DATASET start

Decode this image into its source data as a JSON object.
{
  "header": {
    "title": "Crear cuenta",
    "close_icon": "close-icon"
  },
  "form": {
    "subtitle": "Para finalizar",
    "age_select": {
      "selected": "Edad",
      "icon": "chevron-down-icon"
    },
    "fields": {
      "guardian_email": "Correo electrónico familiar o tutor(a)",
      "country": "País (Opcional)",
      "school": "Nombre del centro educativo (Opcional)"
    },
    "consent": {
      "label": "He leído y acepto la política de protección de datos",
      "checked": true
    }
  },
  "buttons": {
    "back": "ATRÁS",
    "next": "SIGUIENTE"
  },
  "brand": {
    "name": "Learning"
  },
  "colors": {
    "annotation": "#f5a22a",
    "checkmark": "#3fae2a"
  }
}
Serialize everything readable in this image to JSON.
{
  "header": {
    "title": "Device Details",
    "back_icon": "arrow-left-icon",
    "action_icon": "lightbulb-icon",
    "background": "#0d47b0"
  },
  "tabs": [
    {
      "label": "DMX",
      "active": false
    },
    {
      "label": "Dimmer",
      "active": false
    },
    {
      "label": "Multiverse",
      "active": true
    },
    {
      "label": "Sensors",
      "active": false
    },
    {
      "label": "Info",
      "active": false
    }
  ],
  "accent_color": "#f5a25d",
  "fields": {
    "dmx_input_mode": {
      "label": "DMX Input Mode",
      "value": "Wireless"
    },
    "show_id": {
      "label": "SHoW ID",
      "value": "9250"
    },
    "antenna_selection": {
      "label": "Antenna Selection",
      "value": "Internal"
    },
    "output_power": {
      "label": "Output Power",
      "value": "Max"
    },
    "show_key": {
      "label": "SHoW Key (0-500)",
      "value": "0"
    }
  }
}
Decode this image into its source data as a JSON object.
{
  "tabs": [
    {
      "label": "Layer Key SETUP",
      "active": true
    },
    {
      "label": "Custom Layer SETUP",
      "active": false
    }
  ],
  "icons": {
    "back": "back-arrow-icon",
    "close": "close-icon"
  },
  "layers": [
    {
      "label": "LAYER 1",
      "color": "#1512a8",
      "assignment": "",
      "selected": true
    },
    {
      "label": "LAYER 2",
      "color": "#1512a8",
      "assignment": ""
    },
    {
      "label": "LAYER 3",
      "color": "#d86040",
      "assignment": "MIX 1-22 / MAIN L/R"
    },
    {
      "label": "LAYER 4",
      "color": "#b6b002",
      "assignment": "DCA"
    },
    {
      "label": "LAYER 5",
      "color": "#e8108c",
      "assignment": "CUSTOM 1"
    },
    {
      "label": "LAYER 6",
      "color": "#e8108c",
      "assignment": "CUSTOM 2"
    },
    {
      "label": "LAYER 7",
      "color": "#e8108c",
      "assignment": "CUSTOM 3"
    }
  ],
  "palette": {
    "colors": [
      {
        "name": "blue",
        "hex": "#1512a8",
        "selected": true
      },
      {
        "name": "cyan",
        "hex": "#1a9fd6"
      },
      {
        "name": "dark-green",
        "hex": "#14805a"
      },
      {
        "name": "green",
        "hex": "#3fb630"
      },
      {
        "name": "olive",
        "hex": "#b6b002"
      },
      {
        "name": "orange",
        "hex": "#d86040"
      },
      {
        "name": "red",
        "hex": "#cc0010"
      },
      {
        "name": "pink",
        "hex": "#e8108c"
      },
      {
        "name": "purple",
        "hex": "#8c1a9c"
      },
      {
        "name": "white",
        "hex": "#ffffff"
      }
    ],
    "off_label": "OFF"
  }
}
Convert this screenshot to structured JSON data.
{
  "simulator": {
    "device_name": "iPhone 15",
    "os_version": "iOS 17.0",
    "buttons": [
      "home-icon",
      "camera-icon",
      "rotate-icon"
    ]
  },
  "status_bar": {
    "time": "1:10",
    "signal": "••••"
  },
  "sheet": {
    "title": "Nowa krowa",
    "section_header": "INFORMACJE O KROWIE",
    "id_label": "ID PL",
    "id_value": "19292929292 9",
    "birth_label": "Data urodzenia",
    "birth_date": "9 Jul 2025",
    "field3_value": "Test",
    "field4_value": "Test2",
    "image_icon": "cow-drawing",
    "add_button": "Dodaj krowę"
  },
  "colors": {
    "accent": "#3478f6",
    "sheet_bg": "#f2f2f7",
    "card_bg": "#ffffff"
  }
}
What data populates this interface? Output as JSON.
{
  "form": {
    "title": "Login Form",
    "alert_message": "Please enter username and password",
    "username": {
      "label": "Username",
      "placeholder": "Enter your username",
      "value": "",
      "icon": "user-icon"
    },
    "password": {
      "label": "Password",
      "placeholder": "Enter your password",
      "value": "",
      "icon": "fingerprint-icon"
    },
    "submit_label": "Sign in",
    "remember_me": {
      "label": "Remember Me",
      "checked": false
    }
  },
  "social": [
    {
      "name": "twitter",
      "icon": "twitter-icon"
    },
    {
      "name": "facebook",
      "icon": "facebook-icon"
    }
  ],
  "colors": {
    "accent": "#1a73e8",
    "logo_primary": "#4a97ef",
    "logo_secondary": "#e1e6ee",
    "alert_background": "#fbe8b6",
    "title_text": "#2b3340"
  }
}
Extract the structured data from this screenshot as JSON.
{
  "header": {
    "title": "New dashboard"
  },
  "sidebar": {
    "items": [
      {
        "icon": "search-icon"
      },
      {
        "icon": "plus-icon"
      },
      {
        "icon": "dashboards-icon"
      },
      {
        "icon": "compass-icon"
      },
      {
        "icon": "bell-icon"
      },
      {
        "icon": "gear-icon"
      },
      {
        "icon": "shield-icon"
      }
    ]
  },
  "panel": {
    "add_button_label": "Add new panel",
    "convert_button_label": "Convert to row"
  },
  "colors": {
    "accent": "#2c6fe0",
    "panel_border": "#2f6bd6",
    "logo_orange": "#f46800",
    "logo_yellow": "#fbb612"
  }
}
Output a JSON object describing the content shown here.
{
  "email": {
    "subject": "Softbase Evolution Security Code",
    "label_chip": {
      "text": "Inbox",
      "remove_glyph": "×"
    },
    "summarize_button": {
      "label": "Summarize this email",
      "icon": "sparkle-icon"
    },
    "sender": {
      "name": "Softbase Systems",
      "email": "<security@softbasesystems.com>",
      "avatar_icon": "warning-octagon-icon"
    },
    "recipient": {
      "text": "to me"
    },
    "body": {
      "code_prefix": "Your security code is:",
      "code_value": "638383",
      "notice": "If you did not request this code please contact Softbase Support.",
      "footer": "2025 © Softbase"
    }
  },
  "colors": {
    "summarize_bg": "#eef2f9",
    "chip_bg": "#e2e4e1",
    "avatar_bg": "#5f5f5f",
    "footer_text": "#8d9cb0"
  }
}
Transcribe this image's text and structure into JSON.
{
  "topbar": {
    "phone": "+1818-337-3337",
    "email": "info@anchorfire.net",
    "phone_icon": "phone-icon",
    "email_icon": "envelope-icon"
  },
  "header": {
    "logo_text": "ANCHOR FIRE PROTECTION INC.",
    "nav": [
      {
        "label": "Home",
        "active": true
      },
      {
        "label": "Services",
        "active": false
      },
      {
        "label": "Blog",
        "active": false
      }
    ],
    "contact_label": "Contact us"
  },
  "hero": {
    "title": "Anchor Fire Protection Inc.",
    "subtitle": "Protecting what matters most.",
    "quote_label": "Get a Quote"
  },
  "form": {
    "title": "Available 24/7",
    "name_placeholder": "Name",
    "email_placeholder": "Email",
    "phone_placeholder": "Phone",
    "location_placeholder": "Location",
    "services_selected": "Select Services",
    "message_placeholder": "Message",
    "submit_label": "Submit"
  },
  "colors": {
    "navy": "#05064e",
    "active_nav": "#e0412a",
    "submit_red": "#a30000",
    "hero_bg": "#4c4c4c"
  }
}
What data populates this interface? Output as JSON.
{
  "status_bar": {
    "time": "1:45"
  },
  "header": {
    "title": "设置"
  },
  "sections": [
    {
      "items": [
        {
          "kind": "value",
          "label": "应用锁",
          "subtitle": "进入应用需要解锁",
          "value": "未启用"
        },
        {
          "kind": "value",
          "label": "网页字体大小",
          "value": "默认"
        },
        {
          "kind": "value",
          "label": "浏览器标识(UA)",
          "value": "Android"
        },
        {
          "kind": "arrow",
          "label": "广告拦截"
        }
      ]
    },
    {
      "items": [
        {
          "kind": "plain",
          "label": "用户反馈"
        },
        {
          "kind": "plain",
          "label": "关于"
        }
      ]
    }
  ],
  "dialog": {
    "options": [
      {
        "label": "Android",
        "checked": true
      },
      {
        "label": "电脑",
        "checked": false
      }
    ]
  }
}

DATASET end

Find the lines holding "screenshot" and list every one.

SOLUTION TO THIS EXERCISE ▸
Convert this screenshot to structured JSON data.
Extract the structured data from this screenshot as JSON.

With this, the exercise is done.